> **What to produce**:
Answer these from the acetylphosphonate abstract below.
(a) What PMID is listed for it?
(b) What kind of catalysts gave the enantioselective aldol reactions?
(c) By what two processes was the aldol product converted in situ to an ester or amide?

> **Selected excerpt**:
· · · ·

Acetylphosphonate as a Surrogate of Acetate or Acetamide in Organocatalyzed Enantioselective Aldol Reactions

Jie Guang 1, Qunsheng Guo 1, John Cong-Gui Zhao 1,
PMCID: PMC3426636  NIHMSID: NIHMS382304  PMID: 22650245

Abstract

graphic file with name nihms382304f5.jpg

Highly enantioselective aldol reactions of acetylphosphonates and activated carbonyl compounds was realized with cinchona alkaloid derived catalysts, in which the acetylphosphonate was directly used as an enolate precursor for the first time. The aldol product obtained was converted in situ to its corresponding ester or amide through methanolysis or aminolysis. The overall process may be viewed as formal highly enantioselective acetate or acetamide aldol reactions, which are very difficult to achieve directly with organocatalytic methods.

· · · ·

> **Listed entries**:

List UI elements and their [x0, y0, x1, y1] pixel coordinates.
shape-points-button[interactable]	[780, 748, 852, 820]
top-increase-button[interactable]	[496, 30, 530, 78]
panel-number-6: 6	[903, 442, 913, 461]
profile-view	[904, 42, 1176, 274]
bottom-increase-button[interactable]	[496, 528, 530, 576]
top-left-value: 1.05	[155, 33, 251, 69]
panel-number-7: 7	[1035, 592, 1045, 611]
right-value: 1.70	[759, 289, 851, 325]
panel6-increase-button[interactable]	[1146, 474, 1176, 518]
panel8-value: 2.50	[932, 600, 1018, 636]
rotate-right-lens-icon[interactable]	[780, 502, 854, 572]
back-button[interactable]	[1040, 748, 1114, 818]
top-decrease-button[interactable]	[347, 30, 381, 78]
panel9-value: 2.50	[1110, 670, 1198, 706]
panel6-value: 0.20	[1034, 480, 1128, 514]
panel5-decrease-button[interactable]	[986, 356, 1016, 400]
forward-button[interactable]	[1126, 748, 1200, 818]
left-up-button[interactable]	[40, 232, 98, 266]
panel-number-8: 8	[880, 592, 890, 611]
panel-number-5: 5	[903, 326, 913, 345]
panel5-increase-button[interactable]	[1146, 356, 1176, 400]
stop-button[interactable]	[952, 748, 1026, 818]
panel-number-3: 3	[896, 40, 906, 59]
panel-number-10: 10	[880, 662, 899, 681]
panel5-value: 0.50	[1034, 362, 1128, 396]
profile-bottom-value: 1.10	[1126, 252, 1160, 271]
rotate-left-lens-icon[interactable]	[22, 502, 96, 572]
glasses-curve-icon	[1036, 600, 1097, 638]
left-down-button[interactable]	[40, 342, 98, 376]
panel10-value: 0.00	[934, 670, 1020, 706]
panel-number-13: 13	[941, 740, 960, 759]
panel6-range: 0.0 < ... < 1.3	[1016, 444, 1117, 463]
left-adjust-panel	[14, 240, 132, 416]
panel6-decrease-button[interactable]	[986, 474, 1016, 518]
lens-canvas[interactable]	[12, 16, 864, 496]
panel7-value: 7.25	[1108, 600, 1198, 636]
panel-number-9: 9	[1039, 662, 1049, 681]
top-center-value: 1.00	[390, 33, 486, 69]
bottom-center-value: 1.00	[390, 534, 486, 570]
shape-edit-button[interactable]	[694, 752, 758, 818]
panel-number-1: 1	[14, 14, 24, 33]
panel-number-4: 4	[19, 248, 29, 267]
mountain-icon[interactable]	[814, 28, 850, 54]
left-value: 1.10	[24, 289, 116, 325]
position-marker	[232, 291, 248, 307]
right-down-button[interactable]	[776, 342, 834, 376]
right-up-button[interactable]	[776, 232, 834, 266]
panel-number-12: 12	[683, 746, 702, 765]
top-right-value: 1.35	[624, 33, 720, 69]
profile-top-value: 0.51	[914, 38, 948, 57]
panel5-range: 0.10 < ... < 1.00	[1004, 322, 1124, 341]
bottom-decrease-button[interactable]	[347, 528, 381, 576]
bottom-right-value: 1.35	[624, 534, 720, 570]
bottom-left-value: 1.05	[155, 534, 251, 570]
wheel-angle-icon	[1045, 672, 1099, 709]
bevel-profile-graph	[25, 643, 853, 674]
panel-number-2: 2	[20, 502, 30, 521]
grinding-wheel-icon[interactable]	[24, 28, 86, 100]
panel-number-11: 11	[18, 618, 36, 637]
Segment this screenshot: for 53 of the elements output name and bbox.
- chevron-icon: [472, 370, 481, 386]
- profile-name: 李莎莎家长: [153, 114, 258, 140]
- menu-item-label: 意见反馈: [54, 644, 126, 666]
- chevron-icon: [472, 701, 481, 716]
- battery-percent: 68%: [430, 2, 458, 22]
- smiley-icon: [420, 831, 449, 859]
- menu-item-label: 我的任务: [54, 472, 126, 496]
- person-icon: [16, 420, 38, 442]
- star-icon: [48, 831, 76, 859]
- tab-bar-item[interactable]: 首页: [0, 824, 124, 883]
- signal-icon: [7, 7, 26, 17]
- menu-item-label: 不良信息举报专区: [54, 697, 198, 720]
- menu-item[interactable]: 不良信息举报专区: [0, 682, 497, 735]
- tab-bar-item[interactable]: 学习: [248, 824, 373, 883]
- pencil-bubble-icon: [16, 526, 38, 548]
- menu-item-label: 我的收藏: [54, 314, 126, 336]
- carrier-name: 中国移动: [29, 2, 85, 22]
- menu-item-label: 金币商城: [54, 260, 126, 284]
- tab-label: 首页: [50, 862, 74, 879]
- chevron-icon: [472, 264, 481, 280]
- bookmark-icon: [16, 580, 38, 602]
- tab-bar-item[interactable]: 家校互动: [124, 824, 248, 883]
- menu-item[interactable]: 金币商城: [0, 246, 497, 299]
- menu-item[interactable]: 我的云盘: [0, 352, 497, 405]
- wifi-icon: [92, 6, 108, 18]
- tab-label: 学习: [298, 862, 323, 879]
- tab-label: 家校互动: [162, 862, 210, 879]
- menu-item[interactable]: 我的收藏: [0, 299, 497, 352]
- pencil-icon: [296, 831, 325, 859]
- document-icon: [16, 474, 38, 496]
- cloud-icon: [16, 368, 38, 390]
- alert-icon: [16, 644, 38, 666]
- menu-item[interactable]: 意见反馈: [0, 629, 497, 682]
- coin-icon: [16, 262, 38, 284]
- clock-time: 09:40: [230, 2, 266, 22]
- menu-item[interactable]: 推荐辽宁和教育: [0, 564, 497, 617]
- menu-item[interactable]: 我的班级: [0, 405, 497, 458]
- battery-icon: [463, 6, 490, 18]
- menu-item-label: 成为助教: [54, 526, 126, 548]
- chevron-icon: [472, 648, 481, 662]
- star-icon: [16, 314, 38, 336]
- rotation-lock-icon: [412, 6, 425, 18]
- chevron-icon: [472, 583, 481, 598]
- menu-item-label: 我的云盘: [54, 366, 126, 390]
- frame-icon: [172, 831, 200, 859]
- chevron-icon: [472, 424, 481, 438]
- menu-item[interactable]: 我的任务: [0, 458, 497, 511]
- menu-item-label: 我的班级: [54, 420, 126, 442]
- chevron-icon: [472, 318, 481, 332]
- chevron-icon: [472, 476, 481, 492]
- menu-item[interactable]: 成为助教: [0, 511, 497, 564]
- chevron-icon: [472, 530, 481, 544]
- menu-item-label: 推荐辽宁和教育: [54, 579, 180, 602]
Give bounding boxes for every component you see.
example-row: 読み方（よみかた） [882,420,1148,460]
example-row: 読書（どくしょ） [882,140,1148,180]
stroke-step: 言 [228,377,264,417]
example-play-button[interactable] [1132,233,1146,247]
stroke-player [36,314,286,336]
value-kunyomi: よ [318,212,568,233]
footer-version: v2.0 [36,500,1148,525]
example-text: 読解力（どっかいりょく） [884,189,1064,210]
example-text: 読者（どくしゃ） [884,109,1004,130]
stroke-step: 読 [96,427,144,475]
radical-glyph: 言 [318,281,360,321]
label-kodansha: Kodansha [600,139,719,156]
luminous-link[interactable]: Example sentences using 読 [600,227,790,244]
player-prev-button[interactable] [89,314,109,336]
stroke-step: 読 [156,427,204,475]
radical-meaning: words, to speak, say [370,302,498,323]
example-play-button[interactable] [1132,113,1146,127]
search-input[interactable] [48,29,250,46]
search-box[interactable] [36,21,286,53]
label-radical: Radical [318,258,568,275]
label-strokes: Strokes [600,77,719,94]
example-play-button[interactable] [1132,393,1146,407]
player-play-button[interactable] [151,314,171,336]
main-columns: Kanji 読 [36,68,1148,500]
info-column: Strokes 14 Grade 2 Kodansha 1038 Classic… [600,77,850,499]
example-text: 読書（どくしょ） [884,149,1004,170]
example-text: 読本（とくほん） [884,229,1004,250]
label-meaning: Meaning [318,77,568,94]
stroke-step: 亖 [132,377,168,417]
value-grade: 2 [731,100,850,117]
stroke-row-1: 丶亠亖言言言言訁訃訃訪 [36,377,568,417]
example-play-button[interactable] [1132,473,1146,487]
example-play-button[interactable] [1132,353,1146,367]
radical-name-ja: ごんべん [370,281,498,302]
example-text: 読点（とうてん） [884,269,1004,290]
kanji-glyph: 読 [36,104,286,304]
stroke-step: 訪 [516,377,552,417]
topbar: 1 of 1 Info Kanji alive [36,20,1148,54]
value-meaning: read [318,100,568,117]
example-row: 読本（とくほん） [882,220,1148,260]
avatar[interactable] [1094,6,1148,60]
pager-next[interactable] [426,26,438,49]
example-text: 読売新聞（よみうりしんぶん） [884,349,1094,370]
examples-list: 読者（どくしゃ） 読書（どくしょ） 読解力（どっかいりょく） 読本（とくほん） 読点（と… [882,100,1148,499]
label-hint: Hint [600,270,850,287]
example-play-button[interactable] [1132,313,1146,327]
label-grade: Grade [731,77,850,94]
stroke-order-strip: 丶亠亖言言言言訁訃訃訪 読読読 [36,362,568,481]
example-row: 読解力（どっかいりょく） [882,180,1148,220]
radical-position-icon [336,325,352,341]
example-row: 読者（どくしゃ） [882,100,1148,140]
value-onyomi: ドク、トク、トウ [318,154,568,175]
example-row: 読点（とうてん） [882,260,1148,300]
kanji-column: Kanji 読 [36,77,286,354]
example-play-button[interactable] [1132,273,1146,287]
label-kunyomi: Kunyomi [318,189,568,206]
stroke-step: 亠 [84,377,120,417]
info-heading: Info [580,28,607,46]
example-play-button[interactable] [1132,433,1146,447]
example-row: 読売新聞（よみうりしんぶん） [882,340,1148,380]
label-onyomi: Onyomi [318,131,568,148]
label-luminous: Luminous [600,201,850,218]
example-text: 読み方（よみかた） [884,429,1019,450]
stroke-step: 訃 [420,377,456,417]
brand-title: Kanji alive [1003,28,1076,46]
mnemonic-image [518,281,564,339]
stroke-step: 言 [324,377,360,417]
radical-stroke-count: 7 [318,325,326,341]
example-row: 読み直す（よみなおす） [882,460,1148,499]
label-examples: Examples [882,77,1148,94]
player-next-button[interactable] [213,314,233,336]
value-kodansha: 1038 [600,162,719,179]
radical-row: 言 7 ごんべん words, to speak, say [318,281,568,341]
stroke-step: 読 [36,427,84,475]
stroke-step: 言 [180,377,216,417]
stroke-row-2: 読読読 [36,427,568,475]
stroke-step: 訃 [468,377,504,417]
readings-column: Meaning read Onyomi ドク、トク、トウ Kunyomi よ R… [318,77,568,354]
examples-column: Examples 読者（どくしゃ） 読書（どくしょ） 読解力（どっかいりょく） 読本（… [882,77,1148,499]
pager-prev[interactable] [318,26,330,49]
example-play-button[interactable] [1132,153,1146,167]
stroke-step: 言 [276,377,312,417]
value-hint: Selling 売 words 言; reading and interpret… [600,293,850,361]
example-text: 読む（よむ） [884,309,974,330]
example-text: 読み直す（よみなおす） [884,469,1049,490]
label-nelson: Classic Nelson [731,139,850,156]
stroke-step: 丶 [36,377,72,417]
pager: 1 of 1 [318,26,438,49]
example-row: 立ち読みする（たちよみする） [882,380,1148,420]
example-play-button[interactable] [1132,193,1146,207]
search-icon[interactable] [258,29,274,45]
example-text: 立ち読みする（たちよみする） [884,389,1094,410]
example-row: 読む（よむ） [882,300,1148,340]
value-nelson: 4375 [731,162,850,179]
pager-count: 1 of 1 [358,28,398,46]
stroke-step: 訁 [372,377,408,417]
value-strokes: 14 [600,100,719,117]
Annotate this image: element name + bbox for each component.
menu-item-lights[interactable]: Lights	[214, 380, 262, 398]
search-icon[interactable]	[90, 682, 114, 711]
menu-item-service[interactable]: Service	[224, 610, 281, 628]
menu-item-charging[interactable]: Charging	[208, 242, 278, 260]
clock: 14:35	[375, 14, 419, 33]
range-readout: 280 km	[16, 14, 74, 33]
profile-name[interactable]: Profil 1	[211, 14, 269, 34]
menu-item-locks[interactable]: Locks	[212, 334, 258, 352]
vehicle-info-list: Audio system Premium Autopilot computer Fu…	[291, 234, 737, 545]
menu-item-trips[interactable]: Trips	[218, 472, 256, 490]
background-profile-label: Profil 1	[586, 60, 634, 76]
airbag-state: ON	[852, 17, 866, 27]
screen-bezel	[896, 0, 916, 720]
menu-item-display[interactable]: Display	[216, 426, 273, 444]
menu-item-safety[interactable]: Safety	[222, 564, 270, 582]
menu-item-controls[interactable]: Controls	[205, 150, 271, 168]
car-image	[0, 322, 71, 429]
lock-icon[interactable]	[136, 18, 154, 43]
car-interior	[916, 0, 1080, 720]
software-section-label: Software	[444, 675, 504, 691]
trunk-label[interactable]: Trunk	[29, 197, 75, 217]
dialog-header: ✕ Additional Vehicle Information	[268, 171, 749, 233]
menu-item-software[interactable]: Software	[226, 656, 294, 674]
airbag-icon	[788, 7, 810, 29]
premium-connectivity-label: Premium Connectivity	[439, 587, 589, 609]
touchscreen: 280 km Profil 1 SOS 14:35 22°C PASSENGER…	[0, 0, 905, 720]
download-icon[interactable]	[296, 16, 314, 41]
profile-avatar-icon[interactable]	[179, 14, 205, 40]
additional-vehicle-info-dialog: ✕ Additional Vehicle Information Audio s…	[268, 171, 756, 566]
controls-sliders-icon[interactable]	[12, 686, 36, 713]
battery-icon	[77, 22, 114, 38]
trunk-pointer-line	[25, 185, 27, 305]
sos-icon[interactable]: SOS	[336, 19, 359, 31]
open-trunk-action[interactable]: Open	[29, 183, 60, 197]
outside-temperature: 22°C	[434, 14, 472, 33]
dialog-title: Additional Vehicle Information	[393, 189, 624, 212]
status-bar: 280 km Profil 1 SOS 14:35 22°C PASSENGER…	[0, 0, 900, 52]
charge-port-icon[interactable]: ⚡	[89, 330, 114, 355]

· · · ·

> **Answer below**:
(a) 22650245
(b) Cinchona alkaloid derived catalysts
(c) Methanolysis or aminolysis